▶ Entries provided
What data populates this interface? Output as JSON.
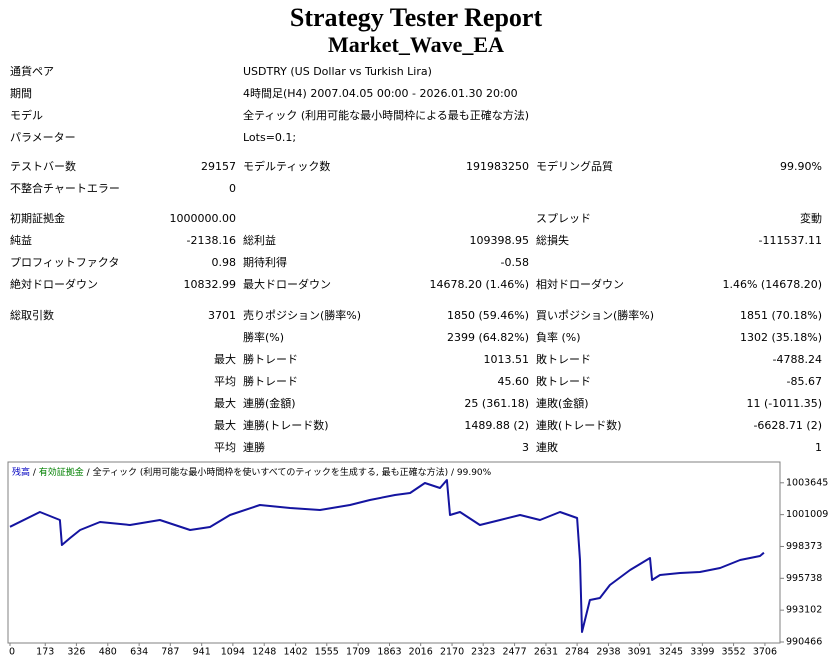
{
  "header": {
    "title": "Strategy Tester Report",
    "subtitle": "Market_Wave_EA"
  },
  "info": [
    [
      "通貨ペア",
      "USDTRY (US Dollar vs Turkish Lira)"
    ],
    [
      "期間",
      "4時間足(H4) 2007.04.05 00:00 - 2026.01.30 20:00"
    ],
    [
      "モデル",
      "全ティック (利用可能な最小時間枠による最も正確な方法)"
    ],
    [
      "パラメーター",
      "Lots=0.1;"
    ]
  ],
  "stats": [
    [
      "テストバー数",
      "29157",
      "モデルティック数",
      "191983250",
      "モデリング品質",
      "99.90%"
    ],
    [
      "不整合チャートエラー",
      "0",
      null,
      null,
      null,
      null
    ],
    [
      "初期証拠金",
      "1000000.00",
      null,
      null,
      "スプレッド",
      "変動"
    ],
    [
      "純益",
      "-2138.16",
      "総利益",
      "109398.95",
      "総損失",
      "-111537.11"
    ],
    [
      "プロフィットファクタ",
      "0.98",
      "期待利得",
      "-0.58",
      null,
      null
    ],
    [
      "絶対ドローダウン",
      "10832.99",
      "最大ドローダウン",
      "14678.20 (1.46%)",
      "相対ドローダウン",
      "1.46% (14678.20)"
    ],
    [
      "総取引数",
      "3701",
      "売りポジション(勝率%)",
      "1850 (59.46%)",
      "買いポジション(勝率%)",
      "1851 (70.18%)"
    ],
    [
      null,
      null,
      "勝率(%)",
      "2399 (64.82%)",
      "負率 (%)",
      "1302 (35.18%)"
    ],
    [
      null,
      "最大",
      "勝トレード",
      "1013.51",
      "敗トレード",
      "-4788.24"
    ],
    [
      null,
      "平均",
      "勝トレード",
      "45.60",
      "敗トレード",
      "-85.67"
    ],
    [
      null,
      "最大",
      "連勝(金額)",
      "25 (361.18)",
      "連敗(金額)",
      "11 (-1011.35)"
    ],
    [
      null,
      "最大",
      "連勝(トレード数)",
      "1489.88 (2)",
      "連敗(トレード数)",
      "-6628.71 (2)"
    ],
    [
      null,
      "平均",
      "連勝",
      "3",
      "連敗",
      "1"
    ]
  ],
  "chart_data": {
    "type": "line",
    "legend": [
      {
        "text": "残高",
        "color": "#0000c0"
      },
      {
        "text": "有効証拠金",
        "color": "#008000"
      },
      {
        "text": "全ティック (利用可能な最小時間枠を使いすべてのティックを生成する, 最も正確な方法)",
        "color": "#000000"
      },
      {
        "text": "99.90%",
        "color": "#000000"
      }
    ],
    "legend_separator": " / ",
    "xlim": [
      0,
      3780
    ],
    "ylim": [
      990466,
      1005366
    ],
    "xticks": [
      0,
      173,
      326,
      480,
      634,
      787,
      941,
      1094,
      1248,
      1402,
      1555,
      1709,
      1863,
      2016,
      2170,
      2323,
      2477,
      2631,
      2784,
      2938,
      3091,
      3245,
      3399,
      3552,
      3706
    ],
    "yticks": [
      990466,
      993102,
      995738,
      998373,
      1001009,
      1003645
    ],
    "x": [
      0,
      147,
      245,
      255,
      295,
      344,
      442,
      589,
      736,
      884,
      982,
      1080,
      1227,
      1375,
      1522,
      1669,
      1767,
      1890,
      1964,
      2037,
      2111,
      2145,
      2160,
      2209,
      2307,
      2406,
      2504,
      2602,
      2700,
      2784,
      2798,
      2808,
      2847,
      2896,
      2945,
      3044,
      3142,
      3152,
      3191,
      3289,
      3387,
      3486,
      3584,
      3682,
      3701
    ],
    "series": [
      {
        "name": "残高",
        "color": "#1414a0",
        "values": [
          1000000,
          1001227,
          1000565,
          998496,
          999075,
          999737,
          1000400,
          1000151,
          1000565,
          999737,
          999986,
          1000979,
          1001807,
          1001559,
          1001393,
          1001807,
          1002221,
          1002635,
          1002800,
          1003628,
          1003214,
          1003876,
          1000979,
          1001227,
          1000151,
          1000565,
          1000979,
          1000565,
          1001227,
          1000731,
          997254,
          991294,
          993943,
          994108,
          995184,
          996426,
          997420,
          995598,
          996012,
          996178,
          996261,
          996592,
          997254,
          997585,
          997862
        ]
      }
    ]
  }
}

▶ Required work
Which lines contain "全ティック"? Show each of them.

▶ Worked solution
      "全ティック (利用可能な最小時間枠による最も正確な方法)"
        "text": "全ティック (利用可能な最小時間枠を使いすべてのティックを生成する, 最も正確な方法)",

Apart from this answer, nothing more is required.